Exercise aim
Images are excluded; otherwise, output every record exactly.

# START OF Input for this task

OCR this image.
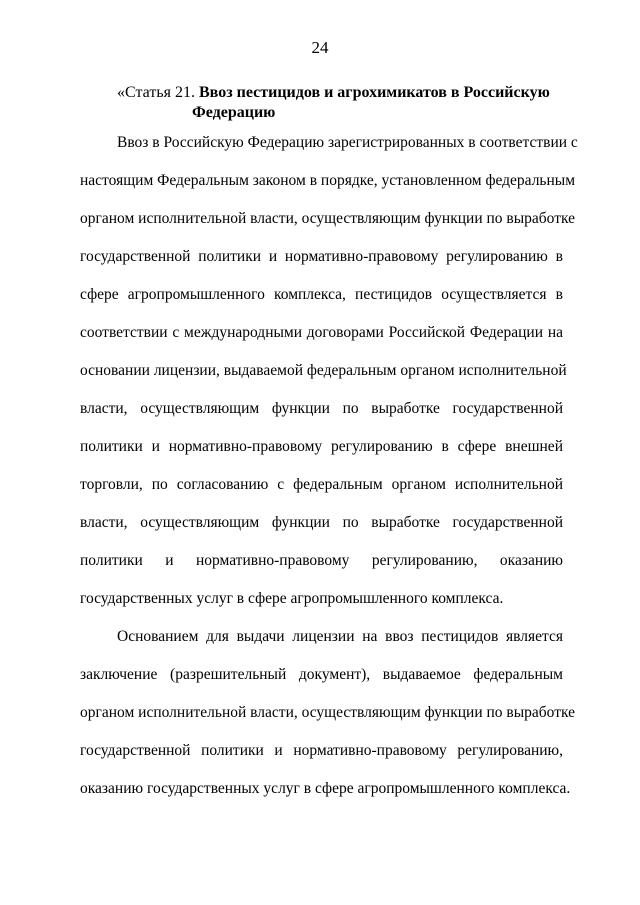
24
«Статья 21. Ввоз пестицидов и агрохимикатов в Российскую
Федерацию
Ввоз в Российскую Федерацию зарегистрированных в соответствии с
настоящим Федеральным законом в порядке, установленном федеральным
органом исполнительной власти, осуществляющим функции по выработке
государственной политики и нормативно-правовому регулированию в
сфере агропромышленного комплекса, пестицидов осуществляется в
соответствии с международными договорами Российской Федерации на
основании лицензии, выдаваемой федеральным органом исполнительной
власти, осуществляющим функции по выработке государственной
политики и нормативно-правовому регулированию в сфере внешней
торговли, по согласованию с федеральным органом исполнительной
власти, осуществляющим функции по выработке государственной
политики и нормативно-правовому регулированию, оказанию
государственных услуг в сфере агропромышленного комплекса.
Основанием для выдачи лицензии на ввоз пестицидов является
заключение (разрешительный документ), выдаваемое федеральным
органом исполнительной власти, осуществляющим функции по выработке
государственной политики и нормативно-правовому регулированию,
оказанию государственных услуг в сфере агропромышленного комплекса.
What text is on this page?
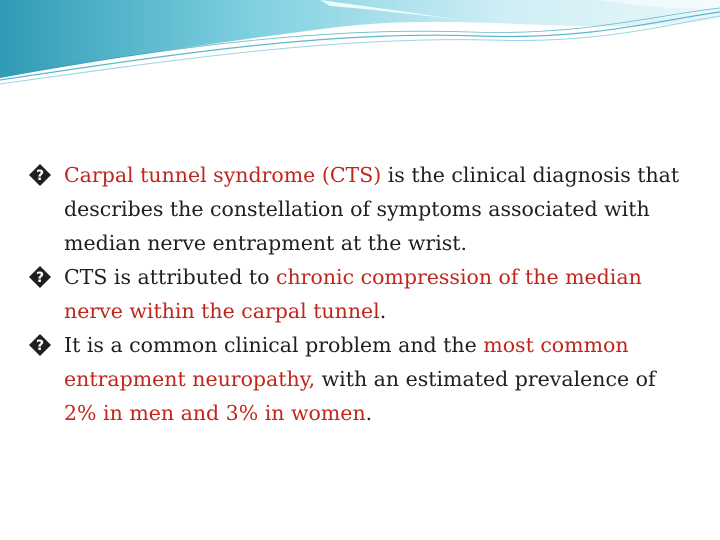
? Carpal tunnel syndrome (CTS) is the clinical diagnosis that describes the constellation of symptoms associated with median nerve entrapment at the wrist.

? CTS is attributed to chronic compression of the median nerve within the carpal tunnel.

? It is a common clinical problem and the most common entrapment neuropathy, with an estimated prevalence of 2% in men and 3% in women.
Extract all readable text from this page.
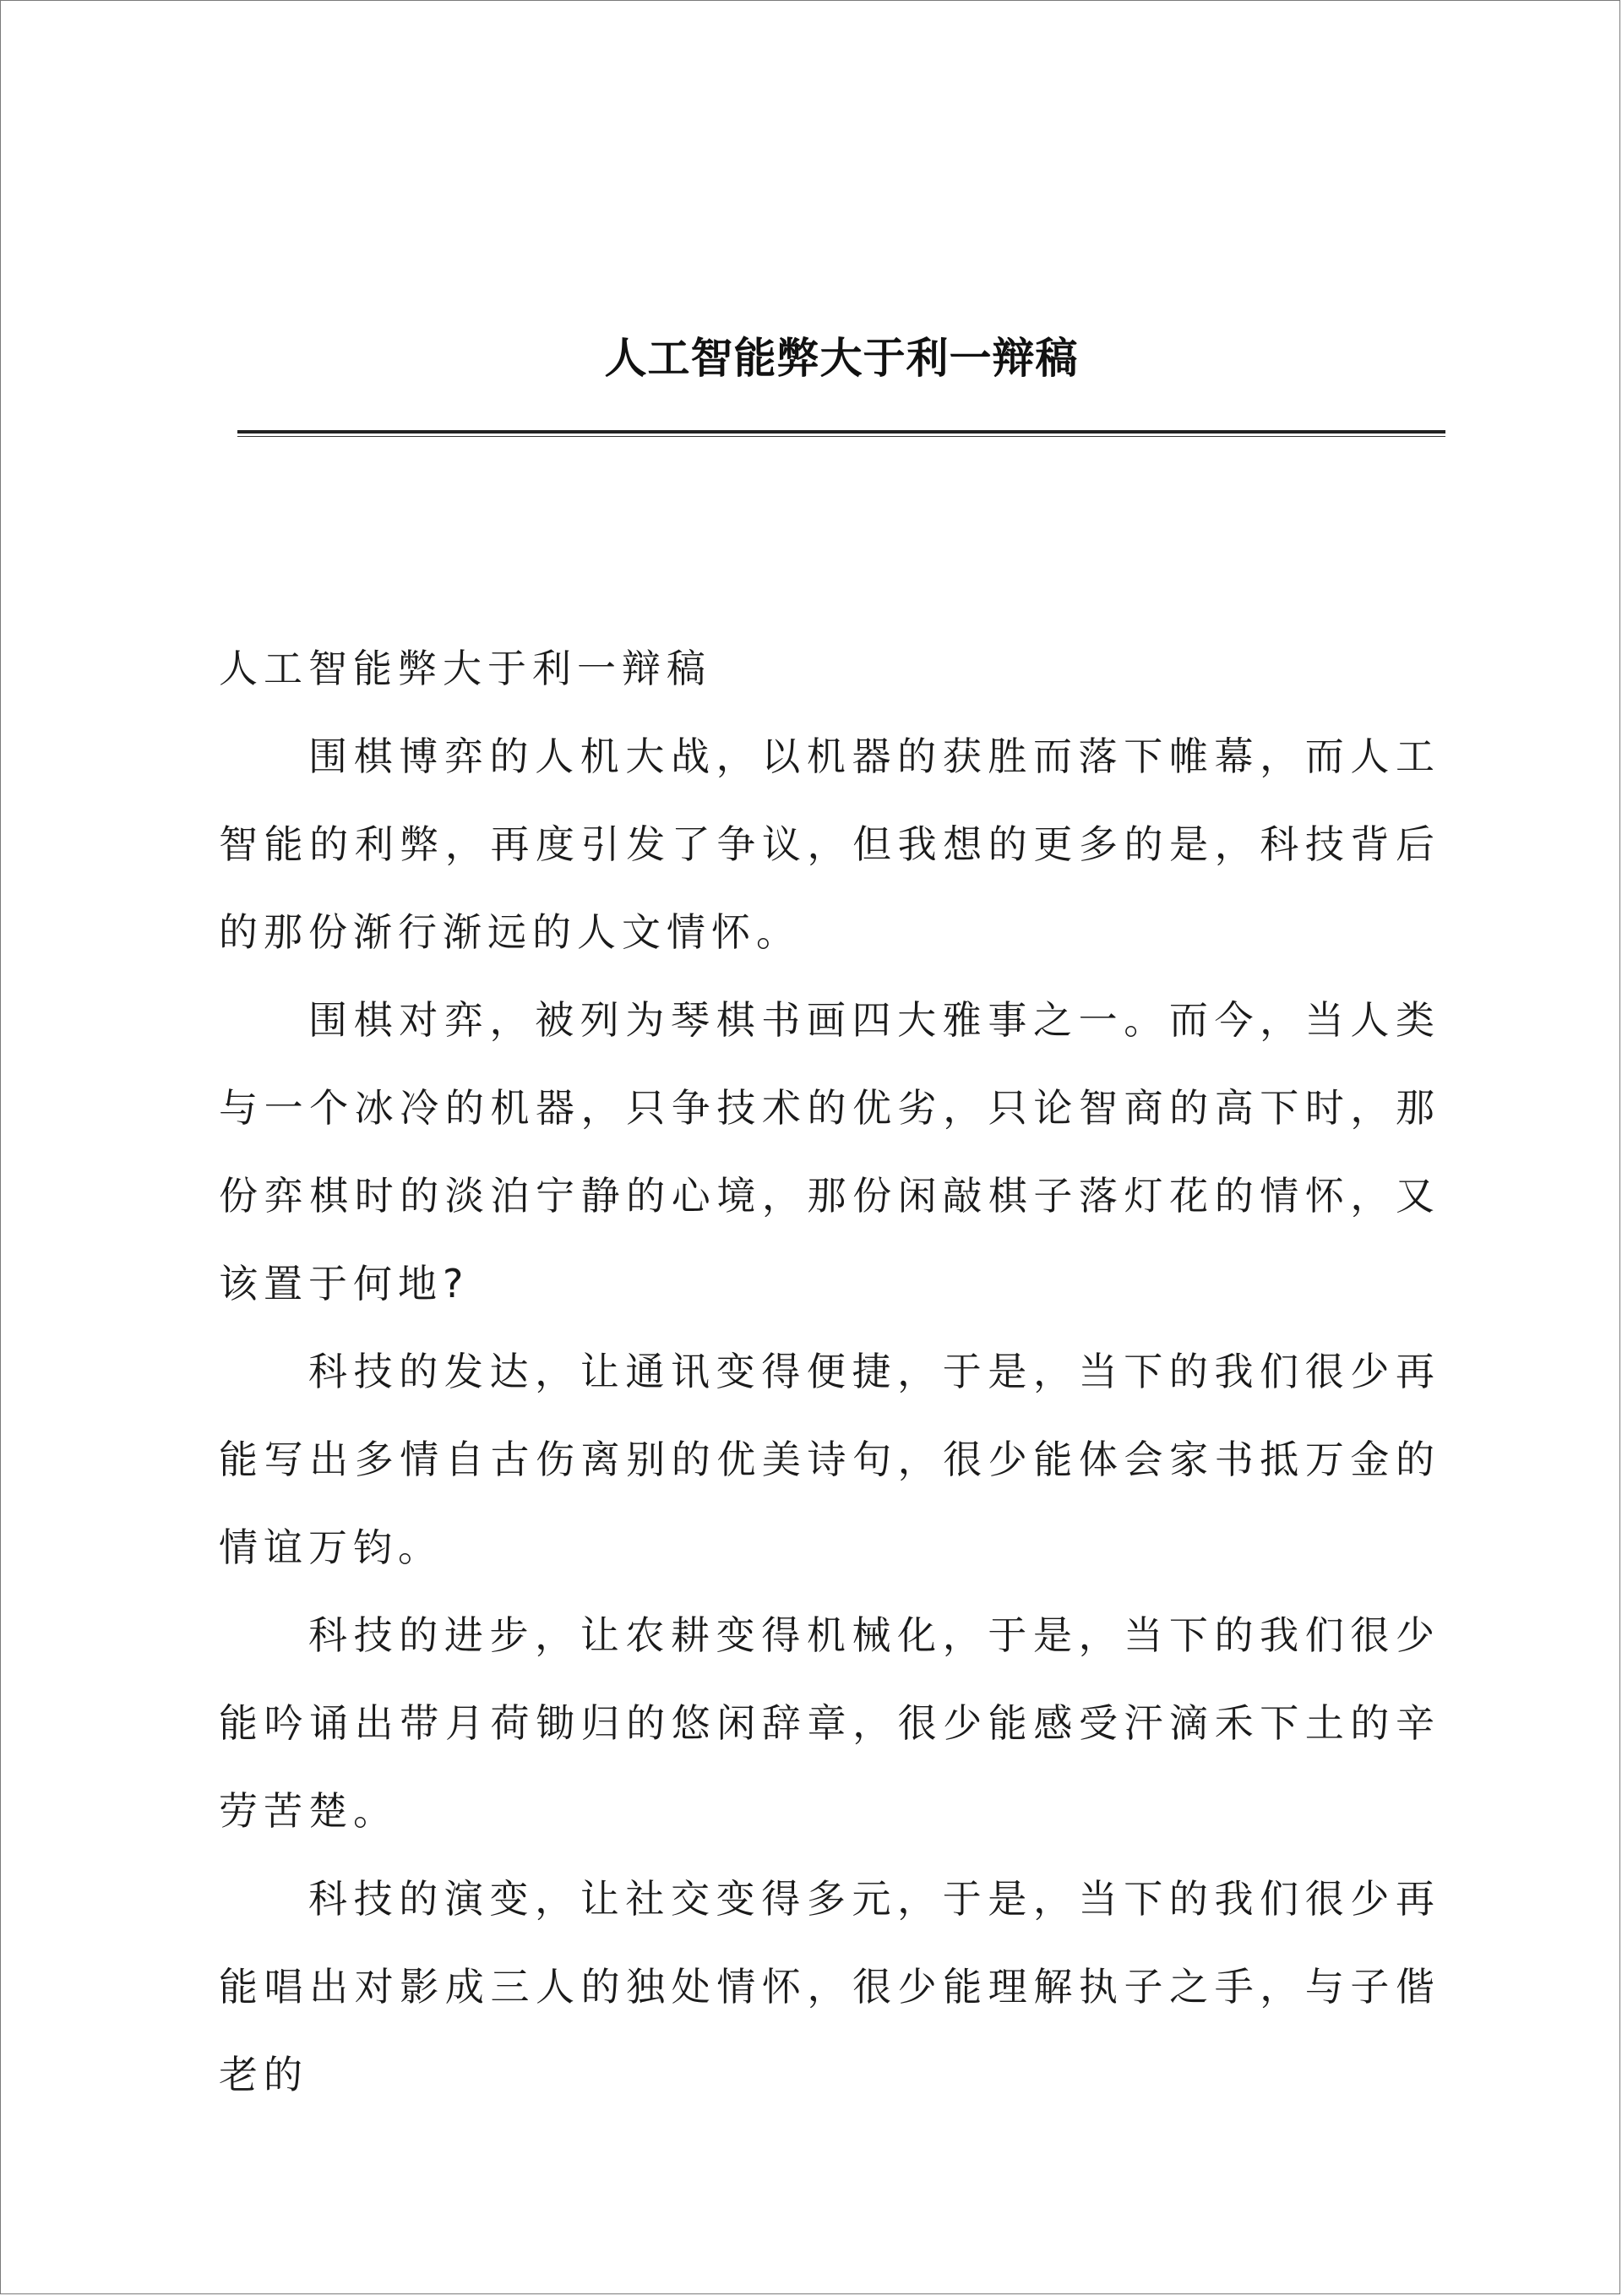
人工智能弊大于利一辩稿
人工智能弊大于利一辩稿

围棋博弈的人机大战，以机器的获胜而落下帷幕，而人工智能的利弊，再度引发了争议，但我想的更多的是，科技背后的那份渐行渐远的人文情怀。

围棋对弈，被列为琴棋书画四大雅事之一。而今，当人类与一个冰冷的机器，只争技术的优劣，只论智商的高下时，那份弈棋时的淡泊宁静的心境，那份闲敲棋子落灯花的情怀，又该置于何地?

科技的发达，让通讯变得便捷，于是，当下的我们很少再能写出多情自古伤离别的优美诗句，很少能体会家书抵万金的情谊万钧。

科技的进步，让农耕变得机械化，于是，当下的我们很少能吟诵出带月荷锄归的悠闲辞章，很少能感受汗滴禾下土的辛劳苦楚。

科技的演变，让社交变得多元，于是，当下的我们很少再能唱出对影成三人的独处情怀，很少能理解执子之手，与子偕老的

# END OF Input for this task

Result for this exercise
OCR this image.
24
«Статья 21. Ввоз пестицидов и агрохимикатов в Российскую
Федерацию
Ввоз в Российскую Федерацию зарегистрированных в соответствии с
настоящим Федеральным законом в порядке, установленном федеральным
органом исполнительной власти, осуществляющим функции по выработке
государственной политики и нормативно-правовому регулированию в
сфере агропромышленного комплекса, пестицидов осуществляется в
соответствии с международными договорами Российской Федерации на
основании лицензии, выдаваемой федеральным органом исполнительной
власти, осуществляющим функции по выработке государственной
политики и нормативно-правовому регулированию в сфере внешней
торговли, по согласованию с федеральным органом исполнительной
власти, осуществляющим функции по выработке государственной
политики и нормативно-правовому регулированию, оказанию
государственных услуг в сфере агропромышленного комплекса.
Основанием для выдачи лицензии на ввоз пестицидов является
заключение (разрешительный документ), выдаваемое федеральным
органом исполнительной власти, осуществляющим функции по выработке
государственной политики и нормативно-правовому регулированию,
оказанию государственных услуг в сфере агропромышленного комплекса.
What text is on this page?
? Carpal tunnel syndrome (CTS) is the clinical diagnosis that describes the constellation of symptoms associated with median nerve entrapment at the wrist.

? CTS is attributed to chronic compression of the median nerve within the carpal tunnel.

? It is a common clinical problem and the most common entrapment neuropathy, with an estimated prevalence of 2% in men and 3% in women.
Extract all readable text from this page.
人工智能弊大于利一辩稿
人工智能弊大于利一辩稿

围棋博弈的人机大战，以机器的获胜而落下帷幕，而人工智能的利弊，再度引发了争议，但我想的更多的是，科技背后的那份渐行渐远的人文情怀。

围棋对弈，被列为琴棋书画四大雅事之一。而今，当人类与一个冰冷的机器，只争技术的优劣，只论智商的高下时，那份弈棋时的淡泊宁静的心境，那份闲敲棋子落灯花的情怀，又该置于何地?

科技的发达，让通讯变得便捷，于是，当下的我们很少再能写出多情自古伤离别的优美诗句，很少能体会家书抵万金的情谊万钧。

科技的进步，让农耕变得机械化，于是，当下的我们很少能吟诵出带月荷锄归的悠闲辞章，很少能感受汗滴禾下土的辛劳苦楚。

科技的演变，让社交变得多元，于是，当下的我们很少再能唱出对影成三人的独处情怀，很少能理解执子之手，与子偕老的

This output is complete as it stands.